• Exercise requirements:
The exercise asks for every line of the data to be reproduced exactly.

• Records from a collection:
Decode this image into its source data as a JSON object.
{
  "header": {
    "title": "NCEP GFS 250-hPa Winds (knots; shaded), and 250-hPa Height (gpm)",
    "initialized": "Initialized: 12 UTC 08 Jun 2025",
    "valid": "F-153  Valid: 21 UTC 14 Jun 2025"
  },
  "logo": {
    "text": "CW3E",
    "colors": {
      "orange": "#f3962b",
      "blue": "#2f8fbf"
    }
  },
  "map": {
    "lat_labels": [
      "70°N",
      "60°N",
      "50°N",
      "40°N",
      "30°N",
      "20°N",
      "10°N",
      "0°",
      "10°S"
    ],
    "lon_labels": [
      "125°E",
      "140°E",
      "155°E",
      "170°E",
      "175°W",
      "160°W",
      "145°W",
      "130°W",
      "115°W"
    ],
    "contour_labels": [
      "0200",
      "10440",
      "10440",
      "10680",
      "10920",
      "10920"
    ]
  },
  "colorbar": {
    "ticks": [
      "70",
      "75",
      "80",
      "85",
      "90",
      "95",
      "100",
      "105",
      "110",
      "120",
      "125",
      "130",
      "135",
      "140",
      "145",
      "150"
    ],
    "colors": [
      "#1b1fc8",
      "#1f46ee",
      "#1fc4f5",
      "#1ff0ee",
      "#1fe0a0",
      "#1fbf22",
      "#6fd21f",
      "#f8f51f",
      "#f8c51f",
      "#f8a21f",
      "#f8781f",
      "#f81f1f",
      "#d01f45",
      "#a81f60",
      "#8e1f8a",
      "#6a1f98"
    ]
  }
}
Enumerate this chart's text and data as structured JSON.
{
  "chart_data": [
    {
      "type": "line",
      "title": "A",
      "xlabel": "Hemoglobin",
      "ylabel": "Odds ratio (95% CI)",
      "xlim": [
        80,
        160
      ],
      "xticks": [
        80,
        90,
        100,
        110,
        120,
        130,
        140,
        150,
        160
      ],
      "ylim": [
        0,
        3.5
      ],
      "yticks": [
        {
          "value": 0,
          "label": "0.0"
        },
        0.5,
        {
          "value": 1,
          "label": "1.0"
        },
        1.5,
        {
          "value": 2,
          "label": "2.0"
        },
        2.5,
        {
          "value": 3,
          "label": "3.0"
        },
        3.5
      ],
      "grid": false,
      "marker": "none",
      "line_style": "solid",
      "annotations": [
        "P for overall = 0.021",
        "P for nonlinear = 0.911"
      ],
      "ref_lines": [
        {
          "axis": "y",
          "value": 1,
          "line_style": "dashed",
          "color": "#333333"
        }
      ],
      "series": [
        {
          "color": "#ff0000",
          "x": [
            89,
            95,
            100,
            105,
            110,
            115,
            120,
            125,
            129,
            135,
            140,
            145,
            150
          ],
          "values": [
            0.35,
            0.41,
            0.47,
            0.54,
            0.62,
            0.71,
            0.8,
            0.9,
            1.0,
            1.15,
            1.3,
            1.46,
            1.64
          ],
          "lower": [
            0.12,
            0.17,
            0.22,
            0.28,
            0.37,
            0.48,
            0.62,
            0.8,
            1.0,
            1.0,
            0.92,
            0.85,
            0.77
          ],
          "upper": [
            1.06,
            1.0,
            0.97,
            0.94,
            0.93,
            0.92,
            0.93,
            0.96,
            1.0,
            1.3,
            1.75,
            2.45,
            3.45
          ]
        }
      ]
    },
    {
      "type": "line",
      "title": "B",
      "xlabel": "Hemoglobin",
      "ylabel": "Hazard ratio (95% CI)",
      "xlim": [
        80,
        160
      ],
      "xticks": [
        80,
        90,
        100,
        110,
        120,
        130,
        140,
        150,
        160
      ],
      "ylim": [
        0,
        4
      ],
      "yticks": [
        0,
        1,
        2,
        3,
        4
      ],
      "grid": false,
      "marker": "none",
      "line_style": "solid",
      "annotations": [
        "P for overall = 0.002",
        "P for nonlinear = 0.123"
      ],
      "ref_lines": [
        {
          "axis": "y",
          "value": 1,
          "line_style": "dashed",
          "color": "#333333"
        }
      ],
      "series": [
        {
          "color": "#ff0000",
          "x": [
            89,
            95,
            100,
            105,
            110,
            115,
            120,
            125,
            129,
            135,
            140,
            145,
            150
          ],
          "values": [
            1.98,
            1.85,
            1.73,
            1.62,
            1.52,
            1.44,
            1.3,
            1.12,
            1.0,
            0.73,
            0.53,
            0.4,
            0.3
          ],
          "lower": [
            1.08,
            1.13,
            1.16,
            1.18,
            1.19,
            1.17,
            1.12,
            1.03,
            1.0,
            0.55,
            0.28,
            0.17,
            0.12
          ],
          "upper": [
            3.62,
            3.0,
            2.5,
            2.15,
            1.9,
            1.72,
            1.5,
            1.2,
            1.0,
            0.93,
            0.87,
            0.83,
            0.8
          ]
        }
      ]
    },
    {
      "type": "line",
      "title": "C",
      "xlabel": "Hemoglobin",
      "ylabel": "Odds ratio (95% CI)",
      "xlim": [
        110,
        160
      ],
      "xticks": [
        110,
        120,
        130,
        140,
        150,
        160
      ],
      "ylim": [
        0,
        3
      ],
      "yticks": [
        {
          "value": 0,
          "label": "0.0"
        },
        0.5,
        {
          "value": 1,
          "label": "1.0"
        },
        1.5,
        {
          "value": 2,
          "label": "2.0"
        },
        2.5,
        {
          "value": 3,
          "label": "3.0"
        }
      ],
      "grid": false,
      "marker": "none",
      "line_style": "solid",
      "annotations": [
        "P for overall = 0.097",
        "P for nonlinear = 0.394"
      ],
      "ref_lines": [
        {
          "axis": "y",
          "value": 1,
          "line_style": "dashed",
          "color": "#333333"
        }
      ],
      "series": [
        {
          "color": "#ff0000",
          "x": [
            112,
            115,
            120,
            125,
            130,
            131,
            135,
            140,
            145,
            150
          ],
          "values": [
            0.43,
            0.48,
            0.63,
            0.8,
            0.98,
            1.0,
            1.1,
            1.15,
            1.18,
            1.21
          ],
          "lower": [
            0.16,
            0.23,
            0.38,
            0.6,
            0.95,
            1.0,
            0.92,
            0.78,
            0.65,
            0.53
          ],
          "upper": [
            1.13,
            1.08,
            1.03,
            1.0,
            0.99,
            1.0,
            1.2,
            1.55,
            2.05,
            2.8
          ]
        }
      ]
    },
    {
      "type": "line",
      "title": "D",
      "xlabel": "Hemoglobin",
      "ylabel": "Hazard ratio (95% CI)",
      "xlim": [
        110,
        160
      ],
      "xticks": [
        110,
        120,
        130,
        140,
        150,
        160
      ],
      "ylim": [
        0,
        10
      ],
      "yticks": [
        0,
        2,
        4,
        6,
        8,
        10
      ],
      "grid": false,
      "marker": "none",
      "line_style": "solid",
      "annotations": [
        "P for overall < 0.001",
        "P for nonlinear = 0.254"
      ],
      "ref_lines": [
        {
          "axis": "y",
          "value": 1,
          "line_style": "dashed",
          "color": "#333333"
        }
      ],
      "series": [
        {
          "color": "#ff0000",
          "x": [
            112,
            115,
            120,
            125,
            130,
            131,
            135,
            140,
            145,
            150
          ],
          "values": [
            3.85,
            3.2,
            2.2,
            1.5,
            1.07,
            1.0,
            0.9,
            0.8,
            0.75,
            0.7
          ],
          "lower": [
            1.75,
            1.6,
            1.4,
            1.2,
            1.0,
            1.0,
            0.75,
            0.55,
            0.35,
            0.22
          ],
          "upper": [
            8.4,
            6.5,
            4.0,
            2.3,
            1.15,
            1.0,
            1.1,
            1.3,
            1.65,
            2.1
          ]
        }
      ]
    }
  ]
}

• Result:
Decode this image into its source data as a JSON object.
{
  "header": {
    "title": "NCEP GFS 250-hPa Winds (knots; shaded), and 250-hPa Height (gpm)",
    "initialized": "Initialized: 12 UTC 08 Jun 2025",
    "valid": "F-153  Valid: 21 UTC 14 Jun 2025"
  },
  "logo": {
    "text": "CW3E",
    "colors": {
      "orange": "#f3962b",
      "blue": "#2f8fbf"
    }
  },
  "map": {
    "lat_labels": [
      "70°N",
      "60°N",
      "50°N",
      "40°N",
      "30°N",
      "20°N",
      "10°N",
      "0°",
      "10°S"
    ],
    "lon_labels": [
      "125°E",
      "140°E",
      "155°E",
      "170°E",
      "175°W",
      "160°W",
      "145°W",
      "130°W",
      "115°W"
    ],
    "contour_labels": [
      "0200",
      "10440",
      "10440",
      "10680",
      "10920",
      "10920"
    ]
  },
  "colorbar": {
    "ticks": [
      "70",
      "75",
      "80",
      "85",
      "90",
      "95",
      "100",
      "105",
      "110",
      "120",
      "125",
      "130",
      "135",
      "140",
      "145",
      "150"
    ],
    "colors": [
      "#1b1fc8",
      "#1f46ee",
      "#1fc4f5",
      "#1ff0ee",
      "#1fe0a0",
      "#1fbf22",
      "#6fd21f",
      "#f8f51f",
      "#f8c51f",
      "#f8a21f",
      "#f8781f",
      "#f81f1f",
      "#d01f45",
      "#a81f60",
      "#8e1f8a",
      "#6a1f98"
    ]
  }
}
Enumerate this chart's text and data as structured JSON.
{
  "chart_data": [
    {
      "type": "line",
      "title": "A",
      "xlabel": "Hemoglobin",
      "ylabel": "Odds ratio (95% CI)",
      "xlim": [
        80,
        160
      ],
      "xticks": [
        80,
        90,
        100,
        110,
        120,
        130,
        140,
        150,
        160
      ],
      "ylim": [
        0,
        3.5
      ],
      "yticks": [
        {
          "value": 0,
          "label": "0.0"
        },
        0.5,
        {
          "value": 1,
          "label": "1.0"
        },
        1.5,
        {
          "value": 2,
          "label": "2.0"
        },
        2.5,
        {
          "value": 3,
          "label": "3.0"
        },
        3.5
      ],
      "grid": false,
      "marker": "none",
      "line_style": "solid",
      "annotations": [
        "P for overall = 0.021",
        "P for nonlinear = 0.911"
      ],
      "ref_lines": [
        {
          "axis": "y",
          "value": 1,
          "line_style": "dashed",
          "color": "#333333"
        }
      ],
      "series": [
        {
          "color": "#ff0000",
          "x": [
            89,
            95,
            100,
            105,
            110,
            115,
            120,
            125,
            129,
            135,
            140,
            145,
            150
          ],
          "values": [
            0.35,
            0.41,
            0.47,
            0.54,
            0.62,
            0.71,
            0.8,
            0.9,
            1.0,
            1.15,
            1.3,
            1.46,
            1.64
          ],
          "lower": [
            0.12,
            0.17,
            0.22,
            0.28,
            0.37,
            0.48,
            0.62,
            0.8,
            1.0,
            1.0,
            0.92,
            0.85,
            0.77
          ],
          "upper": [
            1.06,
            1.0,
            0.97,
            0.94,
            0.93,
            0.92,
            0.93,
            0.96,
            1.0,
            1.3,
            1.75,
            2.45,
            3.45
          ]
        }
      ]
    },
    {
      "type": "line",
      "title": "B",
      "xlabel": "Hemoglobin",
      "ylabel": "Hazard ratio (95% CI)",
      "xlim": [
        80,
        160
      ],
      "xticks": [
        80,
        90,
        100,
        110,
        120,
        130,
        140,
        150,
        160
      ],
      "ylim": [
        0,
        4
      ],
      "yticks": [
        0,
        1,
        2,
        3,
        4
      ],
      "grid": false,
      "marker": "none",
      "line_style": "solid",
      "annotations": [
        "P for overall = 0.002",
        "P for nonlinear = 0.123"
      ],
      "ref_lines": [
        {
          "axis": "y",
          "value": 1,
          "line_style": "dashed",
          "color": "#333333"
        }
      ],
      "series": [
        {
          "color": "#ff0000",
          "x": [
            89,
            95,
            100,
            105,
            110,
            115,
            120,
            125,
            129,
            135,
            140,
            145,
            150
          ],
          "values": [
            1.98,
            1.85,
            1.73,
            1.62,
            1.52,
            1.44,
            1.3,
            1.12,
            1.0,
            0.73,
            0.53,
            0.4,
            0.3
          ],
          "lower": [
            1.08,
            1.13,
            1.16,
            1.18,
            1.19,
            1.17,
            1.12,
            1.03,
            1.0,
            0.55,
            0.28,
            0.17,
            0.12
          ],
          "upper": [
            3.62,
            3.0,
            2.5,
            2.15,
            1.9,
            1.72,
            1.5,
            1.2,
            1.0,
            0.93,
            0.87,
            0.83,
            0.8
          ]
        }
      ]
    },
    {
      "type": "line",
      "title": "C",
      "xlabel": "Hemoglobin",
      "ylabel": "Odds ratio (95% CI)",
      "xlim": [
        110,
        160
      ],
      "xticks": [
        110,
        120,
        130,
        140,
        150,
        160
      ],
      "ylim": [
        0,
        3
      ],
      "yticks": [
        {
          "value": 0,
          "label": "0.0"
        },
        0.5,
        {
          "value": 1,
          "label": "1.0"
        },
        1.5,
        {
          "value": 2,
          "label": "2.0"
        },
        2.5,
        {
          "value": 3,
          "label": "3.0"
        }
      ],
      "grid": false,
      "marker": "none",
      "line_style": "solid",
      "annotations": [
        "P for overall = 0.097",
        "P for nonlinear = 0.394"
      ],
      "ref_lines": [
        {
          "axis": "y",
          "value": 1,
          "line_style": "dashed",
          "color": "#333333"
        }
      ],
      "series": [
        {
          "color": "#ff0000",
          "x": [
            112,
            115,
            120,
            125,
            130,
            131,
            135,
            140,
            145,
            150
          ],
          "values": [
            0.43,
            0.48,
            0.63,
            0.8,
            0.98,
            1.0,
            1.1,
            1.15,
            1.18,
            1.21
          ],
          "lower": [
            0.16,
            0.23,
            0.38,
            0.6,
            0.95,
            1.0,
            0.92,
            0.78,
            0.65,
            0.53
          ],
          "upper": [
            1.13,
            1.08,
            1.03,
            1.0,
            0.99,
            1.0,
            1.2,
            1.55,
            2.05,
            2.8
          ]
        }
      ]
    },
    {
      "type": "line",
      "title": "D",
      "xlabel": "Hemoglobin",
      "ylabel": "Hazard ratio (95% CI)",
      "xlim": [
        110,
        160
      ],
      "xticks": [
        110,
        120,
        130,
        140,
        150,
        160
      ],
      "ylim": [
        0,
        10
      ],
      "yticks": [
        0,
        2,
        4,
        6,
        8,
        10
      ],
      "grid": false,
      "marker": "none",
      "line_style": "solid",
      "annotations": [
        "P for overall < 0.001",
        "P for nonlinear = 0.254"
      ],
      "ref_lines": [
        {
          "axis": "y",
          "value": 1,
          "line_style": "dashed",
          "color": "#333333"
        }
      ],
      "series": [
        {
          "color": "#ff0000",
          "x": [
            112,
            115,
            120,
            125,
            130,
            131,
            135,
            140,
            145,
            150
          ],
          "values": [
            3.85,
            3.2,
            2.2,
            1.5,
            1.07,
            1.0,
            0.9,
            0.8,
            0.75,
            0.7
          ],
          "lower": [
            1.75,
            1.6,
            1.4,
            1.2,
            1.0,
            1.0,
            0.75,
            0.55,
            0.35,
            0.22
          ],
          "upper": [
            8.4,
            6.5,
            4.0,
            2.3,
            1.15,
            1.0,
            1.1,
            1.3,
            1.65,
            2.1
          ]
        }
      ]
    }
  ]
}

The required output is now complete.